◆ ВЫБРАННЫЙ ФРАГМЕНТ ◆
* * * * * * *

Есть ли разочарование в Боге и в Церкви?
8 декабря 2020 Ахилла
От автора текстов «Мой „святой“ муж (священник-абьюзер)», «„Насилие любит тишину“ — значит надо ее нарушить», «Но я же была не в секте?..», «Почему они не уходят?», «Кадровая политика РПЦ глазами бывшей матушки» и «Две стороны одной медали».
Мне часто задают этот вопрос. После всего, с чем мы столкнулись, как я теперь отношусь к Богу и Церкви. И задают не из праздного любопытства. А потому что у самих болит. Этот текст, как и все остальные, пишу ради тех, кто побывал на этой войне лично. Потому что знаю, как важно бывает в трудную минуту найти того, кто тебя понимает.
Текст читает Ксения Волянская:
А я понимаю, сколько боли и нравственных страданий стоит за этим «опытом». Как жестоки бывают непрошеные «судьи», которым нет сил ответить. Как обнуляется твоя система координат, и ты, будто в невесомости, не знаешь, куда тебе теперь идти.
Но ты обязательно поймешь. Здесь нет правильных и неправильных решений, потому что мир не черно-белый, как любят изображать его «учителя». И я верю, что Бог гораздо глубже и тоньше, чем острые языки знатоков Священных Писаний.

* * * * * * *

◆ ПЕРЕЧЕНЬ ЗАПИСЕЙ ◆
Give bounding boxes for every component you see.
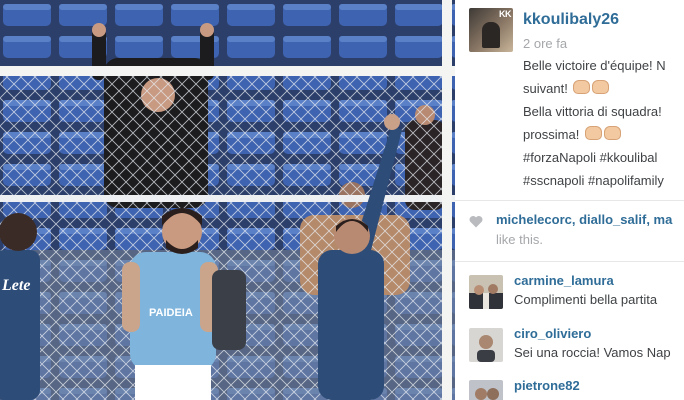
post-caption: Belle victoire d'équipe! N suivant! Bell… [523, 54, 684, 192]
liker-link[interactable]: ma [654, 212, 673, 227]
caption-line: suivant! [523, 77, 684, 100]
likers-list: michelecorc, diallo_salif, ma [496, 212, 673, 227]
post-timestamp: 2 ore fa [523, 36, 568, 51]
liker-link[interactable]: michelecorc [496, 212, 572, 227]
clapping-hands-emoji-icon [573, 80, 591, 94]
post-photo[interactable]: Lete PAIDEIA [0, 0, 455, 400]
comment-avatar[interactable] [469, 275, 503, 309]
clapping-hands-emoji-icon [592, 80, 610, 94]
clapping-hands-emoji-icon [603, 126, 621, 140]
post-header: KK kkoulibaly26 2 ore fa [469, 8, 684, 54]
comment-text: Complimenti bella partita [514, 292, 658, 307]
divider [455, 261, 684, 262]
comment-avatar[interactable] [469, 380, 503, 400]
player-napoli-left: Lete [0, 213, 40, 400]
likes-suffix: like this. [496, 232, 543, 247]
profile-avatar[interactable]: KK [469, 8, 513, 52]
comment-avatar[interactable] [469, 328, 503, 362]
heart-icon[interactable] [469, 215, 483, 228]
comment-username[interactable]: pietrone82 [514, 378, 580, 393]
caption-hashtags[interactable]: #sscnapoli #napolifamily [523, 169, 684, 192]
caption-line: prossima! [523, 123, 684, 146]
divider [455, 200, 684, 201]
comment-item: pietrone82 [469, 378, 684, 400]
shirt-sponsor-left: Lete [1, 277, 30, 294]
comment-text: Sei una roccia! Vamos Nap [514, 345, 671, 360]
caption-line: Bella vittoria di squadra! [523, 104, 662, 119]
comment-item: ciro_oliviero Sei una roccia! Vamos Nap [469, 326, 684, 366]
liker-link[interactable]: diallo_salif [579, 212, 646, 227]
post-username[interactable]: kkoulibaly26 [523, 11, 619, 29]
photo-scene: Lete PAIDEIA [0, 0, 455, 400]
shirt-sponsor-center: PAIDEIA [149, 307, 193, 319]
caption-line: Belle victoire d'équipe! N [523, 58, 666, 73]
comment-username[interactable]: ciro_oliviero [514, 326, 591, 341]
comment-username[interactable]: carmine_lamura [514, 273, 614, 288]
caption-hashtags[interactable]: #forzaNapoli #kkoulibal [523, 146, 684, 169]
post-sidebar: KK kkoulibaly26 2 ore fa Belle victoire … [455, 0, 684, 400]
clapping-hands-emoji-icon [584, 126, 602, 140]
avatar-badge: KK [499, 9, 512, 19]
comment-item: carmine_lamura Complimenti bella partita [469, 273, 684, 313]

* * * * * * *

◆ УСЛОВИЯ ЗАДАНИЙ ◆
A - Ответьте на вопросы по тексту о разочаровании в Боге и Церкви:
(i) Какая дата указана у этого текста?
(ii) Кто читает этот текст?
(iii) Ради кого автор пишет этот текст, как и все остальные?
B - Перечислите все названия прежних текстов автора, которые упомянуты в тексте о разочаровании в Боге и Церкви.
C - Продолжите текст о разочаровании в Боге и Церкви, начиная сразу после его последнего предложения.
Записи взяты из другого источника.

◆ ОТВЕТЫ ◆
A -
(i) 8 декабря 2020 года.
(ii) Ксения Волянская.
(iii) Ради тех, кто побывал на этой войне лично.

B -
«Мой „святой“ муж (священник-абьюзер)»
«„Насилие любит тишину“ — значит надо ее нарушить»
«Но я же была не в секте?..»
«Почему они не уходят?»
«Кадровая политика РПЦ глазами бывшей матушки»
«Две стороны одной медали»

C -
Мы все проживаем свой опыт по-разному в зависимости от наших жизненных обстоятельств. Я расскажу, как прожила свой.
Мои отношения с Богом начались гораздо раньше, чем я пришла в «тот приход». И как духовник ни пытался убедить всех, что «родил меня во Христе», это не было правдой. Думаю, как и у многих. И это очень важный момент.
Я росла в светской семье. Но мои прапрадед и прапрабабушка были людьми глубоко верующими. После революции они не подверглись гонениям и не перешли на сторону красных, а просто продолжали свою жизнь по совести, которую успели в себе воспитать. Они растили 13 детей, работали и учили их жизни. А те учили жизни своих детей. А те своих. Так и до меня дошел образ истинного христианина, который я впитала с молоком матери.
Это честный, прямой, порядочный человек (ибо дьявол «ложь и отец лжи»). То есть обманывать, лукавить, манипулировать, симулировать, клеветать, хитрить — никогда не будет для него «нормой». Он безопасен, а значит не причинит намеренный вред, не нарушит чужие границы, не подставит, не предаст, не покинет в трудную минуту, это человек, на которого можно положиться («возлюби ближнего своего как самого себя»). У него милующее большое сердце, как у того доброго самарянина, который помог даже незнакомцу. Христианин не делит людей по степени достоинства, для него что «богатый, что бедный, что раб, что свободный, что мужской пол, что женский», люди имеют достоинство уже по факту своего рождения. Он не сидит сложа руки и не квасит свои таланты. У него много дел, и все они наполняют жизнь разными красками.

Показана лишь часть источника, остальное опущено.